> Short problem
Within the listing below, locate all lines containing the word "name". Copy each one.

[Saved data entries]
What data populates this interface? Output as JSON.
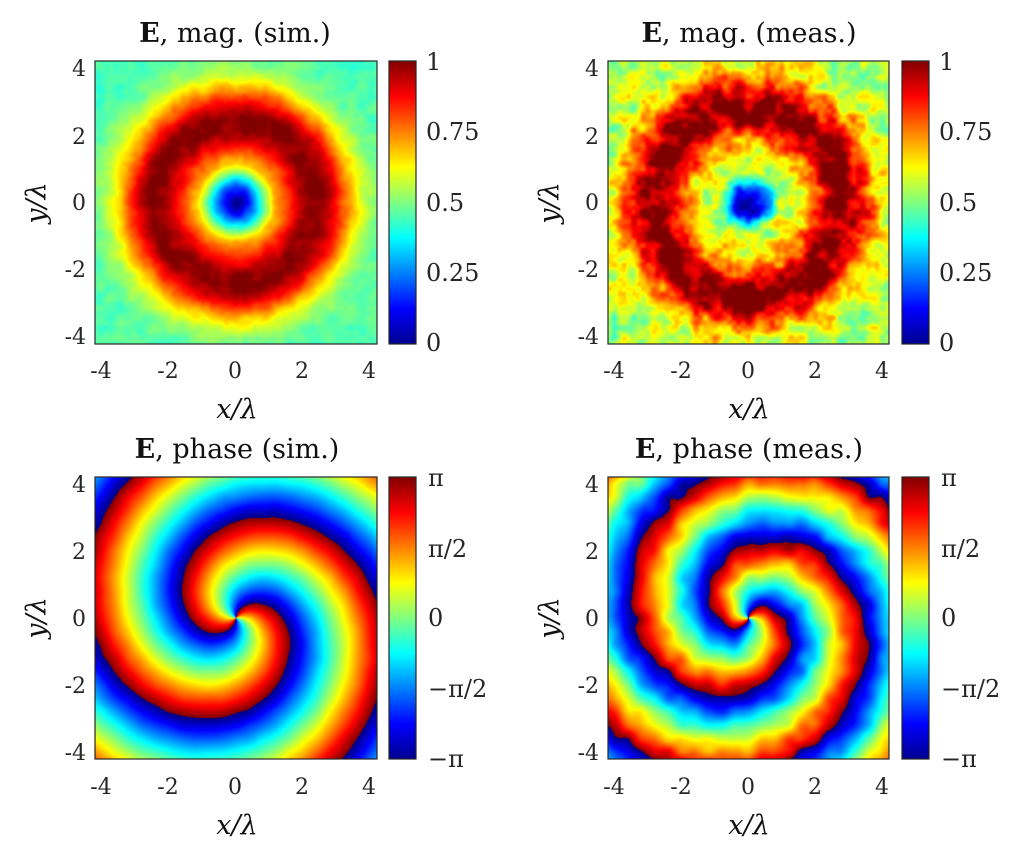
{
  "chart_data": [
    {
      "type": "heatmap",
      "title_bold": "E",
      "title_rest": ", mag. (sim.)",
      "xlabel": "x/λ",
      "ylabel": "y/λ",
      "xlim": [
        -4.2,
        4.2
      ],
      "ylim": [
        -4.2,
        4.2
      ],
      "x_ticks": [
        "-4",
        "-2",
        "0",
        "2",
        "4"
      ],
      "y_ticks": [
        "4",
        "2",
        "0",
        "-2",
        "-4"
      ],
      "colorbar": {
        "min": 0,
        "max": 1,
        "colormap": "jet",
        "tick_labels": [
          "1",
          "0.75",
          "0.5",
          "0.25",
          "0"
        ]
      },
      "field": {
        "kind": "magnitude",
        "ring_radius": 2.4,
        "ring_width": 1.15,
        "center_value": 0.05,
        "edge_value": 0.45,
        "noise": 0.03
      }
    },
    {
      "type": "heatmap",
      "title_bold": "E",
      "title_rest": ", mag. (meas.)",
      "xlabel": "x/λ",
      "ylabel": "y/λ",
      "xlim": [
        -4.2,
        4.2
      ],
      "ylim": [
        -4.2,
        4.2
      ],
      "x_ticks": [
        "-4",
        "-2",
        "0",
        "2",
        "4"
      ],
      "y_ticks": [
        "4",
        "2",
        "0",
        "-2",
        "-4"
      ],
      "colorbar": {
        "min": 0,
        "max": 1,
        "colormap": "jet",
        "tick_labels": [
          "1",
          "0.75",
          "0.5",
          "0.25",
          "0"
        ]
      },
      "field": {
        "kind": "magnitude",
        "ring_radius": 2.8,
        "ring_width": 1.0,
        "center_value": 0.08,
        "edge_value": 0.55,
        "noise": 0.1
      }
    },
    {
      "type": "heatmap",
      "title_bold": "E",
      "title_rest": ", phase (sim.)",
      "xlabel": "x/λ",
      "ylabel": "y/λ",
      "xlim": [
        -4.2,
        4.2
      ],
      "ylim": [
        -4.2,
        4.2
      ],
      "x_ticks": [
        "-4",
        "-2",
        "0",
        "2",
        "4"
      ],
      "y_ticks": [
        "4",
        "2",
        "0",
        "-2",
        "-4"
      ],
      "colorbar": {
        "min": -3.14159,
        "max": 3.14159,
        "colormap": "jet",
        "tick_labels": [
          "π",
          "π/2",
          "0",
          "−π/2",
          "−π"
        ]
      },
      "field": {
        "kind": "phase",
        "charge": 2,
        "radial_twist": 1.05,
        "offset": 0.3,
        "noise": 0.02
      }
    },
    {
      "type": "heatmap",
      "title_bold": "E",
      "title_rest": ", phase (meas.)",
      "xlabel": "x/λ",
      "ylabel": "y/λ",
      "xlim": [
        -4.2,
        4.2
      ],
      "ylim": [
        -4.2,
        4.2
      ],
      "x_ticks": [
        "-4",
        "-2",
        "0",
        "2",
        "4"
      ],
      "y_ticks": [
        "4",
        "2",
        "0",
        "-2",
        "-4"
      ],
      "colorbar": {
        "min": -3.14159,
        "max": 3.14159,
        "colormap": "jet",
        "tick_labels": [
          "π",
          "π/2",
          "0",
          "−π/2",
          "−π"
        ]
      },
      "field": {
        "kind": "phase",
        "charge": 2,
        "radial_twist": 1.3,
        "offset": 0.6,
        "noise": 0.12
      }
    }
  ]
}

==

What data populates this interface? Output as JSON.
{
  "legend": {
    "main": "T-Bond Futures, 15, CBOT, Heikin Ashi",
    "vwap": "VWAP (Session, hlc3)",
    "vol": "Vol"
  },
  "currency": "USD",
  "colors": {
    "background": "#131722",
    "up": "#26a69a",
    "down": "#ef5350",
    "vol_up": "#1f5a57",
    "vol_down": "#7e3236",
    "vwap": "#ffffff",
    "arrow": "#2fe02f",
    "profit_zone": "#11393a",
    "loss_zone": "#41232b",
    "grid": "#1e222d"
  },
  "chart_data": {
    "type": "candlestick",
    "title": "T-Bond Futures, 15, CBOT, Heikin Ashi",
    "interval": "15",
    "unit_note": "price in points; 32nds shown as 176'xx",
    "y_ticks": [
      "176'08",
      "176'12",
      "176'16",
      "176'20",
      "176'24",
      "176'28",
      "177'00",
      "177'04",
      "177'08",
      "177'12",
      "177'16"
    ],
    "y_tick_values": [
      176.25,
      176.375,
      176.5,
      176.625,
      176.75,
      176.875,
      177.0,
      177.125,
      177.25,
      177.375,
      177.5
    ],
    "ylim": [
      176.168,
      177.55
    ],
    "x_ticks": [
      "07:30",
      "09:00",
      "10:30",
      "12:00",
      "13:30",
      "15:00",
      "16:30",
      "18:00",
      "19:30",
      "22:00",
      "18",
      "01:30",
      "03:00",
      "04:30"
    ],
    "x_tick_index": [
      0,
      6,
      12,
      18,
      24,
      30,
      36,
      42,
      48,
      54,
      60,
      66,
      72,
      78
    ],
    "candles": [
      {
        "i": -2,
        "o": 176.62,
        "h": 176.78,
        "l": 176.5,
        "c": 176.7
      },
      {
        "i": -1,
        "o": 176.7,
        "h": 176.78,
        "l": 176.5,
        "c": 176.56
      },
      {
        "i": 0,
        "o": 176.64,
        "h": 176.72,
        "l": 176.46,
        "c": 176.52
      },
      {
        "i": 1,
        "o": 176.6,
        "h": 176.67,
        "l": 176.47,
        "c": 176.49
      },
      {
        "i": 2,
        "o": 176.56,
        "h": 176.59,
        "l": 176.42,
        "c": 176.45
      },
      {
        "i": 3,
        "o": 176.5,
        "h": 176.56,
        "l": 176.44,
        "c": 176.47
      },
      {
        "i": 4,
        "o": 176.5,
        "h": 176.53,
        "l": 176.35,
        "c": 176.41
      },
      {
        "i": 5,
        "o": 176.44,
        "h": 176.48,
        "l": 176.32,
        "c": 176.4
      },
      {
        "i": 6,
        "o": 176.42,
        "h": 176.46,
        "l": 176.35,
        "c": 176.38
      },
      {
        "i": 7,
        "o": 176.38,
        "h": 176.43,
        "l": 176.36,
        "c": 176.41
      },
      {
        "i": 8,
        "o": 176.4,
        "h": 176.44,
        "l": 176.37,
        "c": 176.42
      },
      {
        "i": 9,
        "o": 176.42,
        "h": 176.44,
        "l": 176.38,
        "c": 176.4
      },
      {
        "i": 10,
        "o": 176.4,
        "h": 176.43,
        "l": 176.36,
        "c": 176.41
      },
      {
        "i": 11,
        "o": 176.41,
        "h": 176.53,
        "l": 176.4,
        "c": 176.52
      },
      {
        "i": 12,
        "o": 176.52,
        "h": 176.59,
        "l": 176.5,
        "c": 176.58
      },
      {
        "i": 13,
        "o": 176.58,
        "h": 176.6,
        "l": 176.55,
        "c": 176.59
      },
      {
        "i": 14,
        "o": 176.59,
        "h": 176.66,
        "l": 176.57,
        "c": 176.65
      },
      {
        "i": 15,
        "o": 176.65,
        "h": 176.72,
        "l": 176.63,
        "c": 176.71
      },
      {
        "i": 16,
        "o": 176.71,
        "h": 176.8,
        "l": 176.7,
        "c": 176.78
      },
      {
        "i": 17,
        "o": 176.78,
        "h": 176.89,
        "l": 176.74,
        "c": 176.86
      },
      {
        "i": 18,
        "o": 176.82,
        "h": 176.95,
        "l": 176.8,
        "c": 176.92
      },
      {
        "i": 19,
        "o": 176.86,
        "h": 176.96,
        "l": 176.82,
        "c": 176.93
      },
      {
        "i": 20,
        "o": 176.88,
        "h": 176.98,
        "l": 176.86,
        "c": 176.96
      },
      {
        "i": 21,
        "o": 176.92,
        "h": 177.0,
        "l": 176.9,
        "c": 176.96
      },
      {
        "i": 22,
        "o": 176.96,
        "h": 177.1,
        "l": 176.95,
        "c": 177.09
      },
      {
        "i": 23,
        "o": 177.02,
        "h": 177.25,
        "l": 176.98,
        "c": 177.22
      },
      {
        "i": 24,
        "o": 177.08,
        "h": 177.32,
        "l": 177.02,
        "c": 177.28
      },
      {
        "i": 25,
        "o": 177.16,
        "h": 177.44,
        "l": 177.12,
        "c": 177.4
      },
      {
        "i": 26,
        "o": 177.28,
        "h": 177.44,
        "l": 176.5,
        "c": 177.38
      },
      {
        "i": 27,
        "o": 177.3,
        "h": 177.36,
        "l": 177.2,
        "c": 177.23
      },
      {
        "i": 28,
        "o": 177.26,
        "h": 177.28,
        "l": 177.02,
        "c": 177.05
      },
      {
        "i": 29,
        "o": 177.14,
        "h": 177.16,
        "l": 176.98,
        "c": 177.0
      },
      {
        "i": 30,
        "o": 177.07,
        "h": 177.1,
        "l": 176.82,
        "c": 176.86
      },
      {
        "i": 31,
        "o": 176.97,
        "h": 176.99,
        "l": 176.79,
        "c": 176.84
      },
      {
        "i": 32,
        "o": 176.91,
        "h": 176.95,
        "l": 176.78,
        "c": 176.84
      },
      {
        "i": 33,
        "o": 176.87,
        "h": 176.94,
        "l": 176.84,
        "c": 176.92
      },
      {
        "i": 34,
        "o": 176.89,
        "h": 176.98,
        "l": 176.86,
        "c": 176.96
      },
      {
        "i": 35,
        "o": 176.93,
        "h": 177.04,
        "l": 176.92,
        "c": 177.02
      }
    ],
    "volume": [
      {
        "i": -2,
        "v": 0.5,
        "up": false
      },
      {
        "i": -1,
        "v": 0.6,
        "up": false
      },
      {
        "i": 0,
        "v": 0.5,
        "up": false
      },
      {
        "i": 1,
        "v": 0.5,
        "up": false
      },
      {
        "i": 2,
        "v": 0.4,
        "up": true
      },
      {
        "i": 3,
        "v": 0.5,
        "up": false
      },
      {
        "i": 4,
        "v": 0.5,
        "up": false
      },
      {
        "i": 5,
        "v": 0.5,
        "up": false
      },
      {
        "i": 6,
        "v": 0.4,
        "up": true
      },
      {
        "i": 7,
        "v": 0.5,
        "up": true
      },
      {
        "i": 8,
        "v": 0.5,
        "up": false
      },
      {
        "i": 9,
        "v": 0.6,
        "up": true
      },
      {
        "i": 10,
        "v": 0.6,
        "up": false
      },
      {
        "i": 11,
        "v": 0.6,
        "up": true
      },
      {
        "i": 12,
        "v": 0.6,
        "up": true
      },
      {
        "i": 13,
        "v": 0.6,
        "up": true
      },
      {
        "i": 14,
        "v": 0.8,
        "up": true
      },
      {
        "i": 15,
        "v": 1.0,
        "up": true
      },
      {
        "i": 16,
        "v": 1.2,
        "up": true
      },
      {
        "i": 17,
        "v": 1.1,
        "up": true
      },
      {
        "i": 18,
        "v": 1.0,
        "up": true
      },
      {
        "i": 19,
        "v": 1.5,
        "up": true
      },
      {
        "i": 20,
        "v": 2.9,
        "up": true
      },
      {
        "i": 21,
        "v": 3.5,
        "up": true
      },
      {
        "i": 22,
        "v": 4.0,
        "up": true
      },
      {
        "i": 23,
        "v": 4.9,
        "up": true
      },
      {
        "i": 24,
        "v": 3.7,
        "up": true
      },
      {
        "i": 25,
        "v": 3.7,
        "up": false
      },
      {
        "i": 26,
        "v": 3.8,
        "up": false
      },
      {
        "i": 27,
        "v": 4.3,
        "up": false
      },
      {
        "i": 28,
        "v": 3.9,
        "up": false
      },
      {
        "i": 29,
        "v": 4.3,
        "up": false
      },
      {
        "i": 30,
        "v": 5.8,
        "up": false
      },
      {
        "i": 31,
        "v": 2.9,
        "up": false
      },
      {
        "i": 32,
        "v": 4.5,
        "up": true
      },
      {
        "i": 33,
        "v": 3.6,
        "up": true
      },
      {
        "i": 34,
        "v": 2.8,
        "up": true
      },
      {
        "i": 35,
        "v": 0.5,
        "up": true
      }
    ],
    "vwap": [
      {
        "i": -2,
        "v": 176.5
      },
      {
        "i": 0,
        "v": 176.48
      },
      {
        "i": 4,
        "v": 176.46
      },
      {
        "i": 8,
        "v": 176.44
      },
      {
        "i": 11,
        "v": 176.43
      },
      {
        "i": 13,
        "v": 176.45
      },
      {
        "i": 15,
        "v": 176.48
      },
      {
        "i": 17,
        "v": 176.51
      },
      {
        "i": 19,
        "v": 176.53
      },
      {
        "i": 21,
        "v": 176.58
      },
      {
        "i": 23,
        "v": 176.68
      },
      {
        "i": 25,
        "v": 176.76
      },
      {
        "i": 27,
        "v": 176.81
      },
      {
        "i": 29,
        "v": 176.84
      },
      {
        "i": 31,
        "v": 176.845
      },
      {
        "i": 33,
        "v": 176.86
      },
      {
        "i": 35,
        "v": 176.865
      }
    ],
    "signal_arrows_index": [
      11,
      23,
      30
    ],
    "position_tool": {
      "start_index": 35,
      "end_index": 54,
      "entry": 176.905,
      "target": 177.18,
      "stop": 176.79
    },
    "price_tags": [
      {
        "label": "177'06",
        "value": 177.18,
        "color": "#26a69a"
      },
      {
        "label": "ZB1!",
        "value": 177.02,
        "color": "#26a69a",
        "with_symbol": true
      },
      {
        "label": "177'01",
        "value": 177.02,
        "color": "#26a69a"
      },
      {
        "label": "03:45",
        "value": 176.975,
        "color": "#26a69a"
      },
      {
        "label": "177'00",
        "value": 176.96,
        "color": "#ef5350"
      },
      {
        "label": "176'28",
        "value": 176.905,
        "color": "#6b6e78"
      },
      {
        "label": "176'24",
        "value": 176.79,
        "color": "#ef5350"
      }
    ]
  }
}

--

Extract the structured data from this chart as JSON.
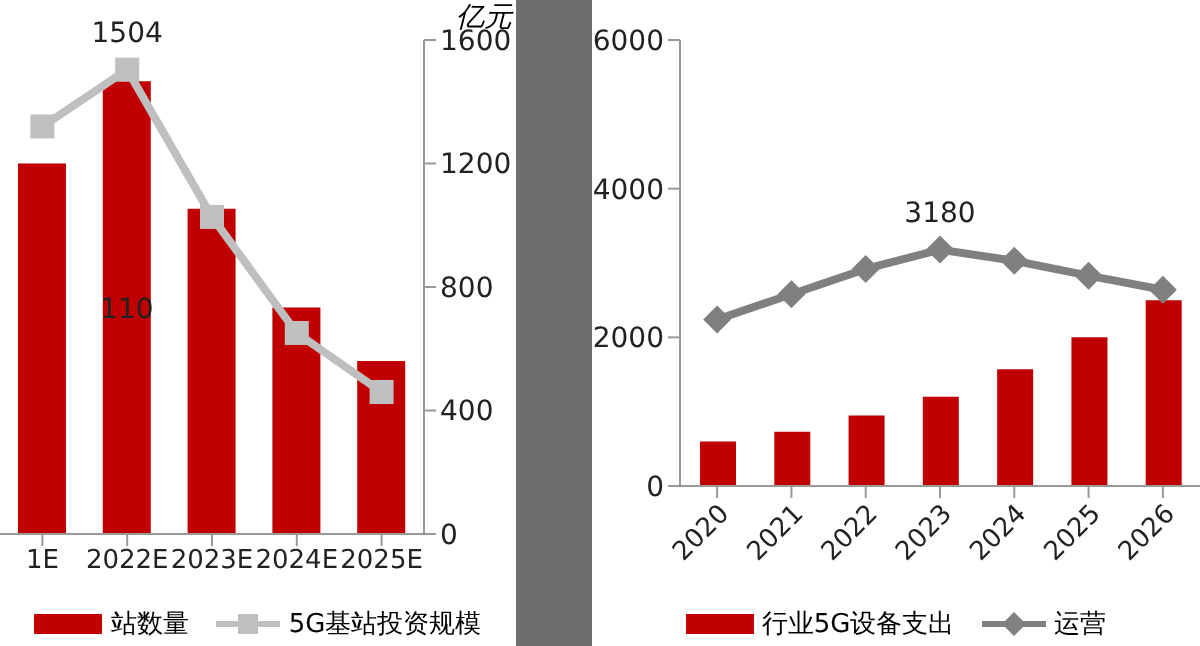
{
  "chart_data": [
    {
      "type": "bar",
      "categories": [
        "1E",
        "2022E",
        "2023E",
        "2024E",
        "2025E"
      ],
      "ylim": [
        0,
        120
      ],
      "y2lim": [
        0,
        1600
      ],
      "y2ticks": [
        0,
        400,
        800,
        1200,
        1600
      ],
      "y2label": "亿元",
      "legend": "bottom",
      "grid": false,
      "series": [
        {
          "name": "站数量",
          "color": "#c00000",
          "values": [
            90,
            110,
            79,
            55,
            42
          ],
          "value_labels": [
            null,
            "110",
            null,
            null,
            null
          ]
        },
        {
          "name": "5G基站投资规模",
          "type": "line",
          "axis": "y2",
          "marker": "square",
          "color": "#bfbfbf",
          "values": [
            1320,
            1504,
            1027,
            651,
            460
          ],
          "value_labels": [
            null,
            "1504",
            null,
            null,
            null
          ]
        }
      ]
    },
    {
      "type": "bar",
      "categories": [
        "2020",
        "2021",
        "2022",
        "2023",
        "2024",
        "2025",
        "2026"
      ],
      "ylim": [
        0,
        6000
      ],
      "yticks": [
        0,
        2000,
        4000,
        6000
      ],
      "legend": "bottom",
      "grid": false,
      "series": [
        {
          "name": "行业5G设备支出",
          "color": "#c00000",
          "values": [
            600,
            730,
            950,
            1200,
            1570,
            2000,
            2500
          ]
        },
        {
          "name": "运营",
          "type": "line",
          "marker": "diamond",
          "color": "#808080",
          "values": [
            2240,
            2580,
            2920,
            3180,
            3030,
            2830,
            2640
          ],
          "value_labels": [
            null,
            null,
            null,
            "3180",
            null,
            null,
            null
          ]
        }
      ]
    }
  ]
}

> Output of the exercise
          "name": "站数量",
          "name": "5G基站投资规模",
          "name": "行业5G设备支出",
          "name": "运营",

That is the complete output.